Task goal
Every entry below must be repeated exactly; skip the pictures.

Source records
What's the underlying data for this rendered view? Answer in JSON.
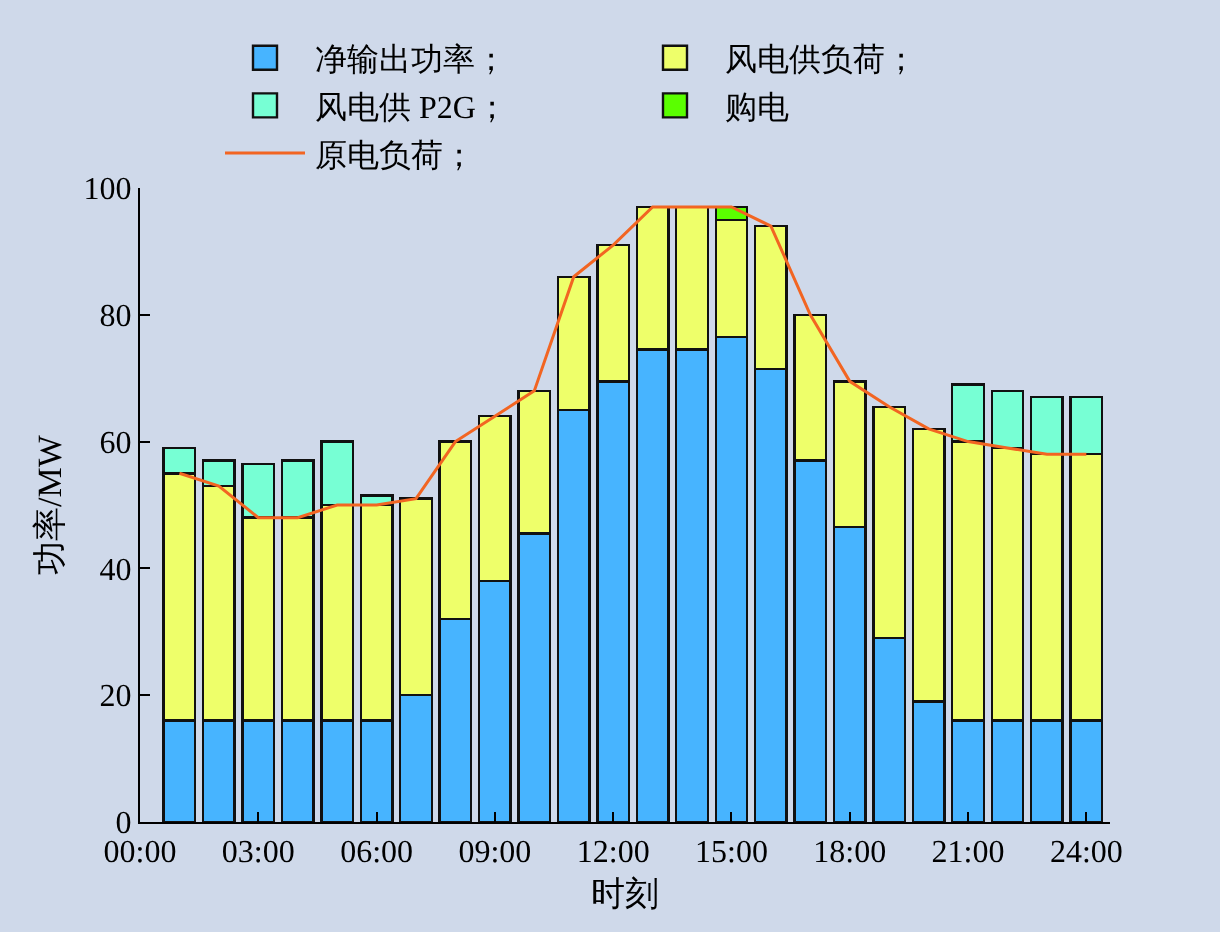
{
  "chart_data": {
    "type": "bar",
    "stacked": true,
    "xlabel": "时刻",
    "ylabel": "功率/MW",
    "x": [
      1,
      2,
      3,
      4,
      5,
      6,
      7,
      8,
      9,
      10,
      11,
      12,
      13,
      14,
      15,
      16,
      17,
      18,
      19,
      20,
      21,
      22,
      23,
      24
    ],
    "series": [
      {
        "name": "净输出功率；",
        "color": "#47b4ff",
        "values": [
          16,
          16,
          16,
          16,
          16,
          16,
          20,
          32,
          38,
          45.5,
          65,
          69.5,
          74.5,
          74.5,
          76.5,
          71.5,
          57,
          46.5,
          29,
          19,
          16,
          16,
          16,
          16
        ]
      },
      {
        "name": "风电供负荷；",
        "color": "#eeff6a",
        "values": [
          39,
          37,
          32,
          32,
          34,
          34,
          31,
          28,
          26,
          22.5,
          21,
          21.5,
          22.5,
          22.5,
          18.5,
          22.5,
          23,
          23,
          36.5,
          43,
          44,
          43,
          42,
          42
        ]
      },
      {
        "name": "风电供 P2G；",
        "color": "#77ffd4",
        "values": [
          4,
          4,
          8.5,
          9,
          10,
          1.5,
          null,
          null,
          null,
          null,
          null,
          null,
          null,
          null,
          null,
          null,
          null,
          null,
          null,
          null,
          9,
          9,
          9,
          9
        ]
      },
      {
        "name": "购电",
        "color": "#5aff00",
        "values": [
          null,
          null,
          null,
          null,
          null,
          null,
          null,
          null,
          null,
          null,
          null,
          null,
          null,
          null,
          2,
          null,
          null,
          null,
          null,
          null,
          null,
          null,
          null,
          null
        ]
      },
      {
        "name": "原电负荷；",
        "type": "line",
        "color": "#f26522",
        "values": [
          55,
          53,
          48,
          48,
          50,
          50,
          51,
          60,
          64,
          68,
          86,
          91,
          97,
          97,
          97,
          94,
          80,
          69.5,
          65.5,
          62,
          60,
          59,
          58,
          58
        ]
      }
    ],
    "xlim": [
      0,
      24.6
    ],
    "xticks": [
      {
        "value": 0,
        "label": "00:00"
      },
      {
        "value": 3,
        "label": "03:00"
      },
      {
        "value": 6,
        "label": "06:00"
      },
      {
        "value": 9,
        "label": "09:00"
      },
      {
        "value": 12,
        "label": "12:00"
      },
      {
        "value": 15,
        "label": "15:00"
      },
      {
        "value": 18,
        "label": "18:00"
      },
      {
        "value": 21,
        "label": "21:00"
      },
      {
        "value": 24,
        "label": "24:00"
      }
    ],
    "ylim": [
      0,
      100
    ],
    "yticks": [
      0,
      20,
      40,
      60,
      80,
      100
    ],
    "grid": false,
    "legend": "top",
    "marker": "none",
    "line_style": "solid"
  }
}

Output for this exercise
What's the underlying data for this rendered view? Answer in JSON.
{
  "chart_data": {
    "type": "bar",
    "stacked": true,
    "xlabel": "时刻",
    "ylabel": "功率/MW",
    "x": [
      1,
      2,
      3,
      4,
      5,
      6,
      7,
      8,
      9,
      10,
      11,
      12,
      13,
      14,
      15,
      16,
      17,
      18,
      19,
      20,
      21,
      22,
      23,
      24
    ],
    "series": [
      {
        "name": "净输出功率；",
        "color": "#47b4ff",
        "values": [
          16,
          16,
          16,
          16,
          16,
          16,
          20,
          32,
          38,
          45.5,
          65,
          69.5,
          74.5,
          74.5,
          76.5,
          71.5,
          57,
          46.5,
          29,
          19,
          16,
          16,
          16,
          16
        ]
      },
      {
        "name": "风电供负荷；",
        "color": "#eeff6a",
        "values": [
          39,
          37,
          32,
          32,
          34,
          34,
          31,
          28,
          26,
          22.5,
          21,
          21.5,
          22.5,
          22.5,
          18.5,
          22.5,
          23,
          23,
          36.5,
          43,
          44,
          43,
          42,
          42
        ]
      },
      {
        "name": "风电供 P2G；",
        "color": "#77ffd4",
        "values": [
          4,
          4,
          8.5,
          9,
          10,
          1.5,
          null,
          null,
          null,
          null,
          null,
          null,
          null,
          null,
          null,
          null,
          null,
          null,
          null,
          null,
          9,
          9,
          9,
          9
        ]
      },
      {
        "name": "购电",
        "color": "#5aff00",
        "values": [
          null,
          null,
          null,
          null,
          null,
          null,
          null,
          null,
          null,
          null,
          null,
          null,
          null,
          null,
          2,
          null,
          null,
          null,
          null,
          null,
          null,
          null,
          null,
          null
        ]
      },
      {
        "name": "原电负荷；",
        "type": "line",
        "color": "#f26522",
        "values": [
          55,
          53,
          48,
          48,
          50,
          50,
          51,
          60,
          64,
          68,
          86,
          91,
          97,
          97,
          97,
          94,
          80,
          69.5,
          65.5,
          62,
          60,
          59,
          58,
          58
        ]
      }
    ],
    "xlim": [
      0,
      24.6
    ],
    "xticks": [
      {
        "value": 0,
        "label": "00:00"
      },
      {
        "value": 3,
        "label": "03:00"
      },
      {
        "value": 6,
        "label": "06:00"
      },
      {
        "value": 9,
        "label": "09:00"
      },
      {
        "value": 12,
        "label": "12:00"
      },
      {
        "value": 15,
        "label": "15:00"
      },
      {
        "value": 18,
        "label": "18:00"
      },
      {
        "value": 21,
        "label": "21:00"
      },
      {
        "value": 24,
        "label": "24:00"
      }
    ],
    "ylim": [
      0,
      100
    ],
    "yticks": [
      0,
      20,
      40,
      60,
      80,
      100
    ],
    "grid": false,
    "legend": "top",
    "marker": "none",
    "line_style": "solid"
  }
}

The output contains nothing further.